Items listed in a dataset:
******************************
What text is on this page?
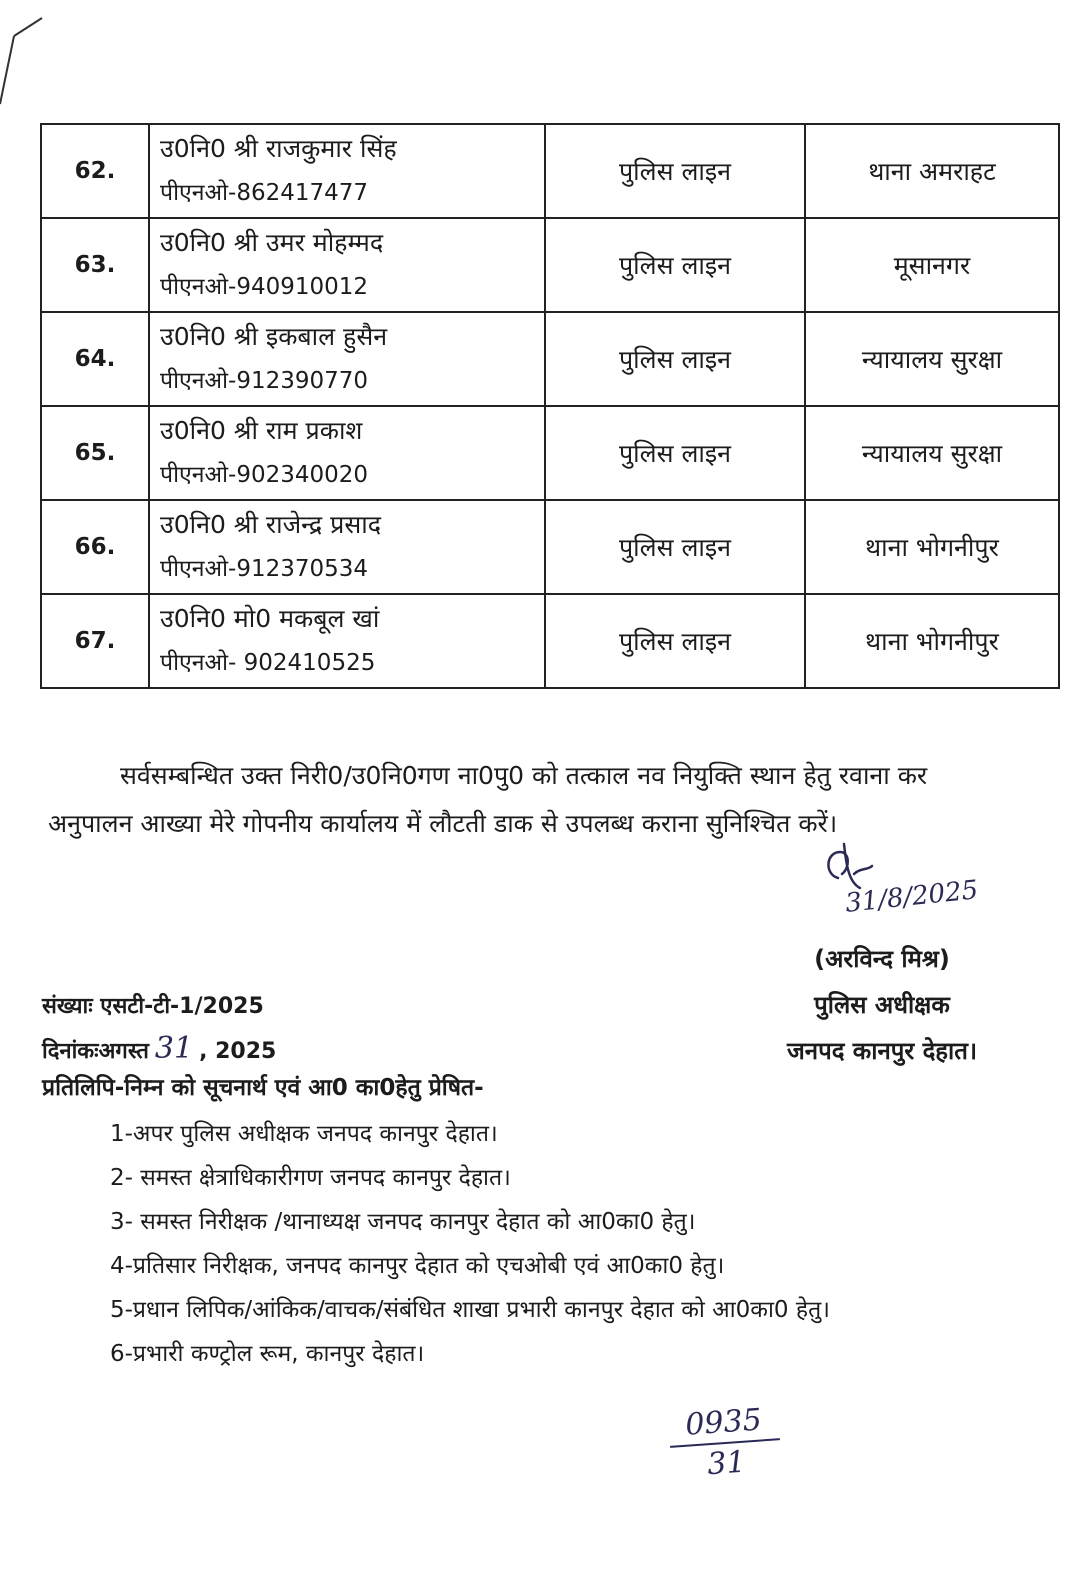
62.	उ0नि0 श्री राजकुमार सिंह
पीएनओ-862417477	पुलिस लाइन	थाना अमराहट
63.	उ0नि0 श्री उमर मोहम्मद
पीएनओ-940910012	पुलिस लाइन	मूसानगर
64.	उ0नि0 श्री इकबाल हुसैन
पीएनओ-912390770	पुलिस लाइन	न्यायालय सुरक्षा
65.	उ0नि0 श्री राम प्रकाश
पीएनओ-902340020	पुलिस लाइन	न्यायालय सुरक्षा
66.	उ0नि0 श्री राजेन्द्र प्रसाद
पीएनओ-912370534	पुलिस लाइन	थाना भोगनीपुर
67.	उ0नि0 मो0 मकबूल खां
पीएनओ- 902410525	पुलिस लाइन	थाना भोगनीपुर

सर्वसम्बन्धित उक्त निरी0/उ0नि0गण ना0पु0 को तत्काल नव नियुक्ति स्थान हेतु रवाना कर

अनुपालन आख्या मेरे गोपनीय कार्यालय में लौटती डाक से उपलब्ध कराना सुनिश्चित करें।

31/8/2025
(अरविन्द मिश्र)
पुलिस अधीक्षक
जनपद कानपुर देहात।
संख्याः एसटी-टी-1/2025
दिनांकःअगस्त 31 , 2025
प्रतिलिपि-निम्न को सूचनार्थ एवं आ0 का0हेतु प्रेषित-
1-अपर पुलिस अधीक्षक जनपद कानपुर देहात।
2- समस्त क्षेत्राधिकारीगण जनपद कानपुर देहात।
3- समस्त निरीक्षक /थानाध्यक्ष जनपद कानपुर देहात को आ0का0 हेतु।
4-प्रतिसार निरीक्षक, जनपद कानपुर देहात को एचओबी एवं आ0का0 हेतु।
5-प्रधान लिपिक/आंकिक/वाचक/संबंधित शाखा प्रभारी कानपुर देहात को आ0का0 हेतु।
6-प्रभारी कण्ट्रोल रूम, कानपुर देहात।
0935
31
******************************
Read through the lines above and collect those that contain the string "जनपद".

जनपद कानपुर देहात।
1-अपर पुलिस अधीक्षक जनपद कानपुर देहात।
2- समस्त क्षेत्राधिकारीगण जनपद कानपुर देहात।
3- समस्त निरीक्षक /थानाध्यक्ष जनपद कानपुर देहात को आ0का0 हेतु।
4-प्रतिसार निरीक्षक, जनपद कानपुर देहात को एचओबी एवं आ0का0 हेतु।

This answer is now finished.